* [SHORT TASK] Write out the material exactly, leaving every picture behind.

* [SUPPLIED RECORDS]

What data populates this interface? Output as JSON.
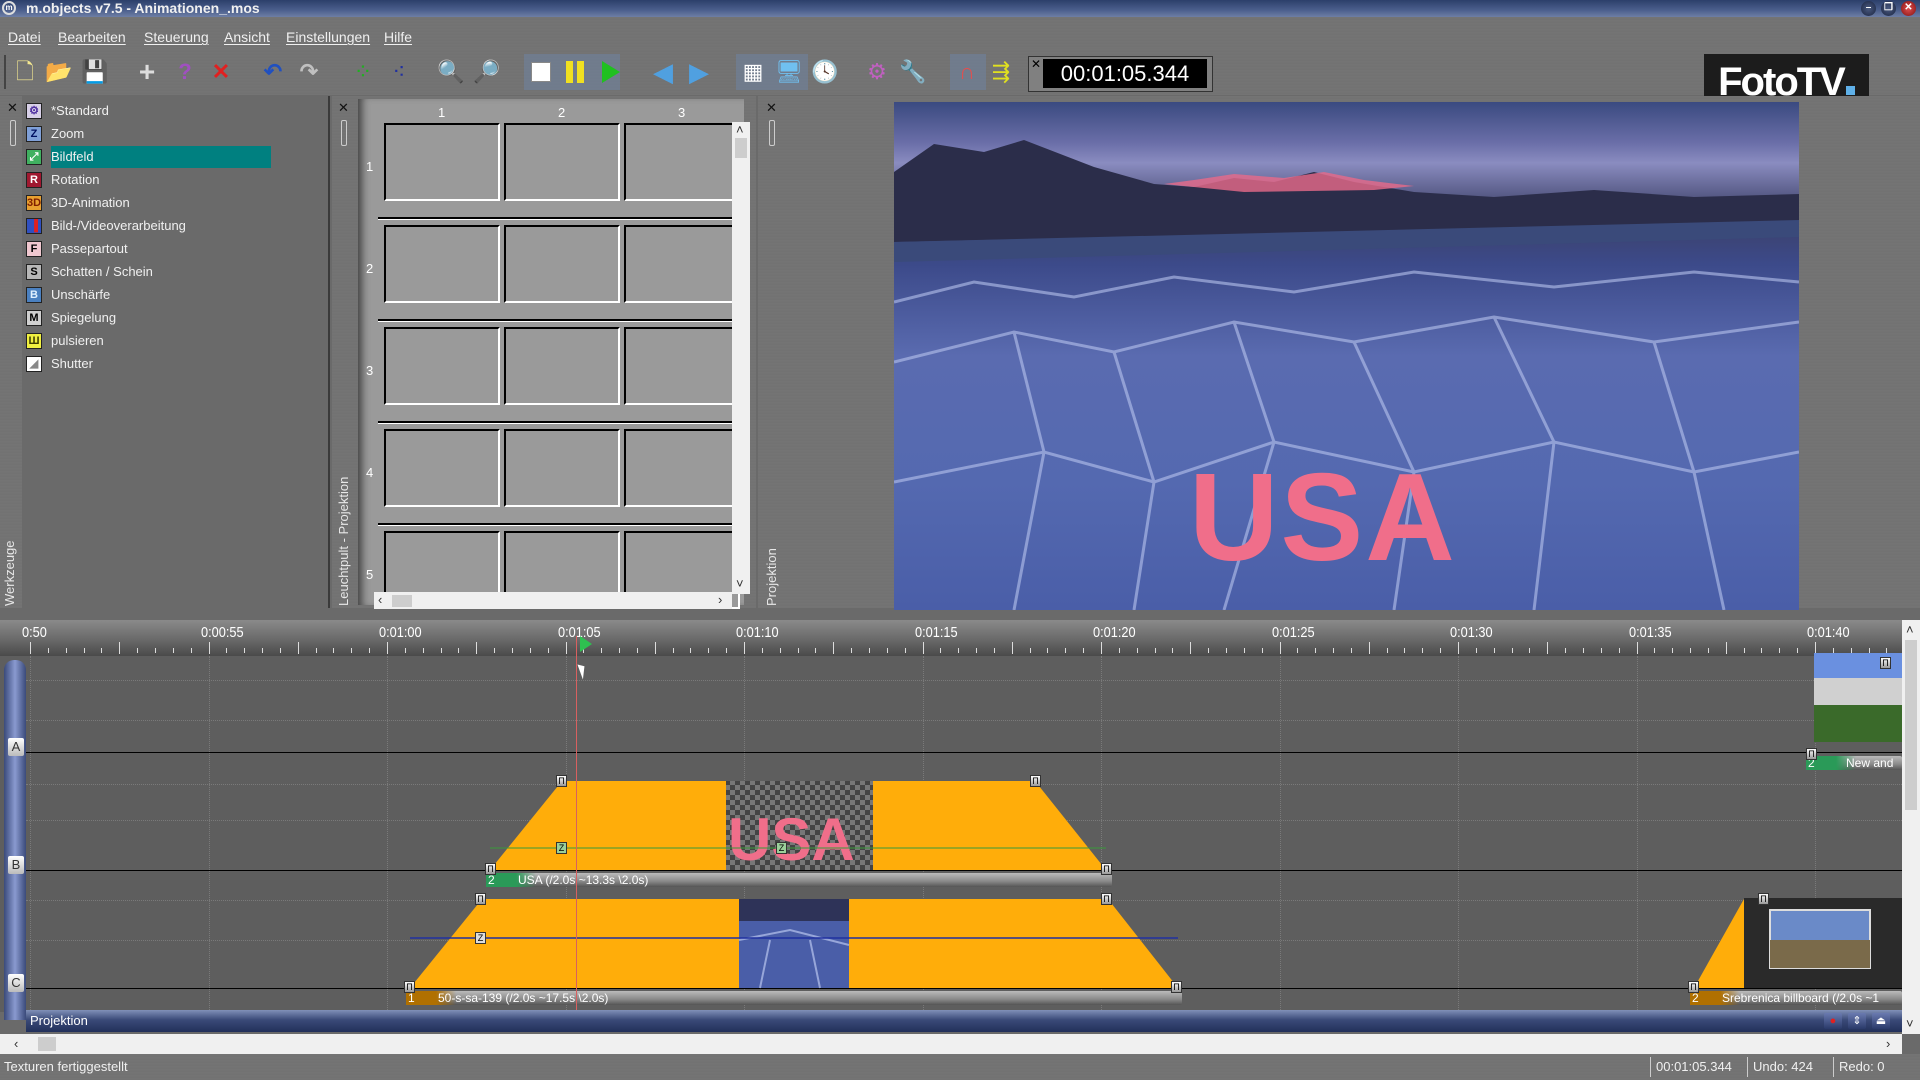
{
  "window": {
    "title": "m.objects v7.5 - Animationen_.mos",
    "controls": [
      "minimize",
      "restore",
      "close"
    ]
  },
  "menu": [
    "Datei",
    "Bearbeiten",
    "Steuerung",
    "Ansicht",
    "Einstellungen",
    "Hilfe"
  ],
  "toolbar": {
    "buttons": [
      {
        "name": "new-file",
        "icon": "new-file-icon"
      },
      {
        "name": "open-folder",
        "icon": "open-folder-icon"
      },
      {
        "name": "save",
        "icon": "floppy-disk-icon"
      },
      {
        "name": "add",
        "icon": "plus-icon"
      },
      {
        "name": "help",
        "icon": "question-mark-icon"
      },
      {
        "name": "delete",
        "icon": "red-x-icon"
      },
      {
        "name": "undo",
        "icon": "undo-arrow-icon"
      },
      {
        "name": "redo",
        "icon": "redo-arrow-icon"
      },
      {
        "name": "group",
        "icon": "green-dots-icon"
      },
      {
        "name": "ungroup",
        "icon": "blue-dots-icon"
      },
      {
        "name": "zoom-in",
        "icon": "magnifier-plus-icon"
      },
      {
        "name": "zoom-out",
        "icon": "magnifier-minus-icon"
      },
      {
        "name": "stop",
        "icon": "stop-icon"
      },
      {
        "name": "pause",
        "icon": "pause-icon"
      },
      {
        "name": "play",
        "icon": "play-icon"
      },
      {
        "name": "previous",
        "icon": "arrow-left-icon"
      },
      {
        "name": "next",
        "icon": "arrow-right-icon"
      },
      {
        "name": "light-table",
        "icon": "grid-table-icon"
      },
      {
        "name": "projection-view",
        "icon": "monitor-icon"
      },
      {
        "name": "clock",
        "icon": "clock-icon"
      },
      {
        "name": "settings",
        "icon": "gears-icon"
      },
      {
        "name": "tools",
        "icon": "wrench-icon"
      },
      {
        "name": "magnet",
        "icon": "magnet-icon"
      },
      {
        "name": "export",
        "icon": "export-arrows-icon"
      }
    ],
    "timecode": "00:01:05.344"
  },
  "logo": {
    "text": "FotoTV",
    "accent": "#5fb0e8"
  },
  "tools_panel": {
    "vertical_label": "Werkzeuge",
    "items": [
      {
        "label": "*Standard",
        "icon_char": "⚙",
        "icon_bg": "#d8d0e8",
        "icon_fg": "#5030a0",
        "selected": false
      },
      {
        "label": "Zoom",
        "icon_char": "Z",
        "icon_bg": "#7fa0d8",
        "icon_fg": "#001060",
        "selected": false
      },
      {
        "label": "Bildfeld",
        "icon_char": "⤢",
        "icon_bg": "#40b060",
        "icon_fg": "#ffffff",
        "selected": true
      },
      {
        "label": "Rotation",
        "icon_char": "R",
        "icon_bg": "#a01830",
        "icon_fg": "#ffffff",
        "selected": false
      },
      {
        "label": "3D-Animation",
        "icon_char": "3D",
        "icon_bg": "#e8a030",
        "icon_fg": "#802000",
        "selected": false
      },
      {
        "label": "Bild-/Videoverarbeitung",
        "icon_char": "▐",
        "icon_bg": "#3050c0",
        "icon_fg": "#e02020",
        "selected": false
      },
      {
        "label": "Passepartout",
        "icon_char": "F",
        "icon_bg": "#f0c8d0",
        "icon_fg": "#000000",
        "selected": false
      },
      {
        "label": "Schatten / Schein",
        "icon_char": "S",
        "icon_bg": "#b8b8b8",
        "icon_fg": "#000000",
        "selected": false
      },
      {
        "label": "Unschärfe",
        "icon_char": "B",
        "icon_bg": "#4a80c0",
        "icon_fg": "#e0f0ff",
        "selected": false
      },
      {
        "label": "Spiegelung",
        "icon_char": "M",
        "icon_bg": "#d0d0d0",
        "icon_fg": "#000000",
        "selected": false
      },
      {
        "label": "pulsieren",
        "icon_char": "Ш",
        "icon_bg": "#f0f040",
        "icon_fg": "#3a3a00",
        "selected": false
      },
      {
        "label": "Shutter",
        "icon_char": "◢",
        "icon_bg": "#ffffff",
        "icon_fg": "#888888",
        "selected": false
      }
    ],
    "selected_color": "#008080"
  },
  "light_table": {
    "vertical_label": "Leuchtpult - Projektion",
    "columns": [
      "1",
      "2",
      "3"
    ],
    "rows": [
      "1",
      "2",
      "3",
      "4",
      "5"
    ]
  },
  "projection": {
    "vertical_label": "Projektion",
    "overlay_text": "USA",
    "overlay_color": "#f06e8a"
  },
  "timeline": {
    "ruler_labels": [
      "0:50",
      "0:00:55",
      "0:01:00",
      "0:01:05",
      "0:01:10",
      "0:01:15",
      "0:01:20",
      "0:01:25",
      "0:01:30",
      "0:01:35",
      "0:01:40"
    ],
    "playhead": "0:01:05.344",
    "tracks": [
      "A",
      "B",
      "C"
    ],
    "clips": [
      {
        "track": "B",
        "number": "2",
        "label": "USA (/2.0s ~13.3s \\2.0s)",
        "tag_color": "#2a9a58",
        "thumb_text": "USA"
      },
      {
        "track": "C",
        "number": "1",
        "label": "50-s-sa-139 (/2.0s ~17.5s \\2.0s)",
        "tag_color": "#b07000"
      },
      {
        "track": "A",
        "number": "2",
        "label": "New and",
        "tag_color": "#2a9a58"
      },
      {
        "track": "C",
        "number": "2",
        "label": "Srebrenica billboard (/2.0s ~1",
        "tag_color": "#b07000"
      }
    ],
    "handle_glyph": "Π",
    "keyframe_z": "Z",
    "fill_color": "#ffad0a",
    "bottom_bar_label": "Projektion"
  },
  "status": {
    "message": "Texturen fertiggestellt",
    "time": "00:01:05.344",
    "undo": "Undo: 424",
    "redo": "Redo: 0"
  }
}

* [ANSWER TO THE PROBLEM]
What data populates this interface? Output as JSON.
{
  "window": {
    "title": "m.objects v7.5 - Animationen_.mos",
    "controls": [
      "minimize",
      "restore",
      "close"
    ]
  },
  "menu": [
    "Datei",
    "Bearbeiten",
    "Steuerung",
    "Ansicht",
    "Einstellungen",
    "Hilfe"
  ],
  "toolbar": {
    "buttons": [
      {
        "name": "new-file",
        "icon": "new-file-icon"
      },
      {
        "name": "open-folder",
        "icon": "open-folder-icon"
      },
      {
        "name": "save",
        "icon": "floppy-disk-icon"
      },
      {
        "name": "add",
        "icon": "plus-icon"
      },
      {
        "name": "help",
        "icon": "question-mark-icon"
      },
      {
        "name": "delete",
        "icon": "red-x-icon"
      },
      {
        "name": "undo",
        "icon": "undo-arrow-icon"
      },
      {
        "name": "redo",
        "icon": "redo-arrow-icon"
      },
      {
        "name": "group",
        "icon": "green-dots-icon"
      },
      {
        "name": "ungroup",
        "icon": "blue-dots-icon"
      },
      {
        "name": "zoom-in",
        "icon": "magnifier-plus-icon"
      },
      {
        "name": "zoom-out",
        "icon": "magnifier-minus-icon"
      },
      {
        "name": "stop",
        "icon": "stop-icon"
      },
      {
        "name": "pause",
        "icon": "pause-icon"
      },
      {
        "name": "play",
        "icon": "play-icon"
      },
      {
        "name": "previous",
        "icon": "arrow-left-icon"
      },
      {
        "name": "next",
        "icon": "arrow-right-icon"
      },
      {
        "name": "light-table",
        "icon": "grid-table-icon"
      },
      {
        "name": "projection-view",
        "icon": "monitor-icon"
      },
      {
        "name": "clock",
        "icon": "clock-icon"
      },
      {
        "name": "settings",
        "icon": "gears-icon"
      },
      {
        "name": "tools",
        "icon": "wrench-icon"
      },
      {
        "name": "magnet",
        "icon": "magnet-icon"
      },
      {
        "name": "export",
        "icon": "export-arrows-icon"
      }
    ],
    "timecode": "00:01:05.344"
  },
  "logo": {
    "text": "FotoTV",
    "accent": "#5fb0e8"
  },
  "tools_panel": {
    "vertical_label": "Werkzeuge",
    "items": [
      {
        "label": "*Standard",
        "icon_char": "⚙",
        "icon_bg": "#d8d0e8",
        "icon_fg": "#5030a0",
        "selected": false
      },
      {
        "label": "Zoom",
        "icon_char": "Z",
        "icon_bg": "#7fa0d8",
        "icon_fg": "#001060",
        "selected": false
      },
      {
        "label": "Bildfeld",
        "icon_char": "⤢",
        "icon_bg": "#40b060",
        "icon_fg": "#ffffff",
        "selected": true
      },
      {
        "label": "Rotation",
        "icon_char": "R",
        "icon_bg": "#a01830",
        "icon_fg": "#ffffff",
        "selected": false
      },
      {
        "label": "3D-Animation",
        "icon_char": "3D",
        "icon_bg": "#e8a030",
        "icon_fg": "#802000",
        "selected": false
      },
      {
        "label": "Bild-/Videoverarbeitung",
        "icon_char": "▐",
        "icon_bg": "#3050c0",
        "icon_fg": "#e02020",
        "selected": false
      },
      {
        "label": "Passepartout",
        "icon_char": "F",
        "icon_bg": "#f0c8d0",
        "icon_fg": "#000000",
        "selected": false
      },
      {
        "label": "Schatten / Schein",
        "icon_char": "S",
        "icon_bg": "#b8b8b8",
        "icon_fg": "#000000",
        "selected": false
      },
      {
        "label": "Unschärfe",
        "icon_char": "B",
        "icon_bg": "#4a80c0",
        "icon_fg": "#e0f0ff",
        "selected": false
      },
      {
        "label": "Spiegelung",
        "icon_char": "M",
        "icon_bg": "#d0d0d0",
        "icon_fg": "#000000",
        "selected": false
      },
      {
        "label": "pulsieren",
        "icon_char": "Ш",
        "icon_bg": "#f0f040",
        "icon_fg": "#3a3a00",
        "selected": false
      },
      {
        "label": "Shutter",
        "icon_char": "◢",
        "icon_bg": "#ffffff",
        "icon_fg": "#888888",
        "selected": false
      }
    ],
    "selected_color": "#008080"
  },
  "light_table": {
    "vertical_label": "Leuchtpult - Projektion",
    "columns": [
      "1",
      "2",
      "3"
    ],
    "rows": [
      "1",
      "2",
      "3",
      "4",
      "5"
    ]
  },
  "projection": {
    "vertical_label": "Projektion",
    "overlay_text": "USA",
    "overlay_color": "#f06e8a"
  },
  "timeline": {
    "ruler_labels": [
      "0:50",
      "0:00:55",
      "0:01:00",
      "0:01:05",
      "0:01:10",
      "0:01:15",
      "0:01:20",
      "0:01:25",
      "0:01:30",
      "0:01:35",
      "0:01:40"
    ],
    "playhead": "0:01:05.344",
    "tracks": [
      "A",
      "B",
      "C"
    ],
    "clips": [
      {
        "track": "B",
        "number": "2",
        "label": "USA (/2.0s ~13.3s \\2.0s)",
        "tag_color": "#2a9a58",
        "thumb_text": "USA"
      },
      {
        "track": "C",
        "number": "1",
        "label": "50-s-sa-139 (/2.0s ~17.5s \\2.0s)",
        "tag_color": "#b07000"
      },
      {
        "track": "A",
        "number": "2",
        "label": "New and",
        "tag_color": "#2a9a58"
      },
      {
        "track": "C",
        "number": "2",
        "label": "Srebrenica billboard (/2.0s ~1",
        "tag_color": "#b07000"
      }
    ],
    "handle_glyph": "Π",
    "keyframe_z": "Z",
    "fill_color": "#ffad0a",
    "bottom_bar_label": "Projektion"
  },
  "status": {
    "message": "Texturen fertiggestellt",
    "time": "00:01:05.344",
    "undo": "Undo: 424",
    "redo": "Redo: 0"
  }
}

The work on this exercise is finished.